--- BEGIN Data supplied ---

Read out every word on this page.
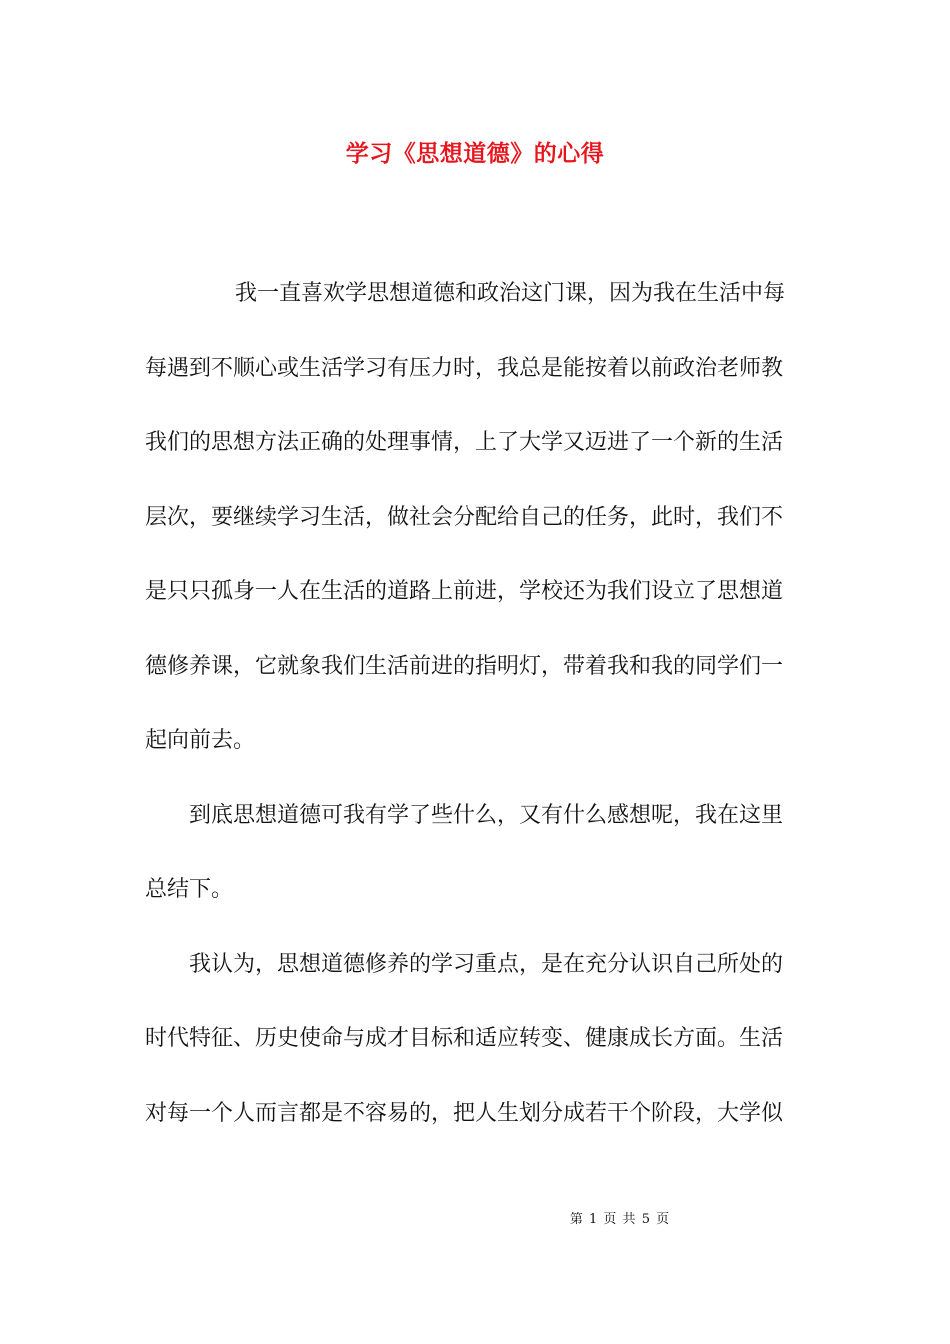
学习《思想道德》的心得
我一直喜欢学思想道德和政治这门课，因为我在生活中每
每遇到不顺心或生活学习有压力时，我总是能按着以前政治老师教
我们的思想方法正确的处理事情，上了大学又迈进了一个新的生活
层次，要继续学习生活，做社会分配给自己的任务，此时，我们不
是只只孤身一人在生活的道路上前进，学校还为我们设立了思想道
德修养课，它就象我们生活前进的指明灯，带着我和我的同学们一
起向前去。
到底思想道德可我有学了些什么，又有什么感想呢，我在这里
总结下。
我认为，思想道德修养的学习重点，是在充分认识自己所处的
时代特征、历史使命与成才目标和适应转变、健康成长方面。生活
对每一个人而言都是不容易的，把人生划分成若干个阶段，大学似
第 1 页 共 5 页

--- END Data supplied ---

## Given exercise
Except for the pictures, copy the material above exactly.

## Answer to the exercise
Read out every word on this page.
学习《思想道德》的心得
我一直喜欢学思想道德和政治这门课，因为我在生活中每
每遇到不顺心或生活学习有压力时，我总是能按着以前政治老师教
我们的思想方法正确的处理事情，上了大学又迈进了一个新的生活
层次，要继续学习生活，做社会分配给自己的任务，此时，我们不
是只只孤身一人在生活的道路上前进，学校还为我们设立了思想道
德修养课，它就象我们生活前进的指明灯，带着我和我的同学们一
起向前去。
到底思想道德可我有学了些什么，又有什么感想呢，我在这里
总结下。
我认为，思想道德修养的学习重点，是在充分认识自己所处的
时代特征、历史使命与成才目标和适应转变、健康成长方面。生活
对每一个人而言都是不容易的，把人生划分成若干个阶段，大学似
第 1 页 共 5 页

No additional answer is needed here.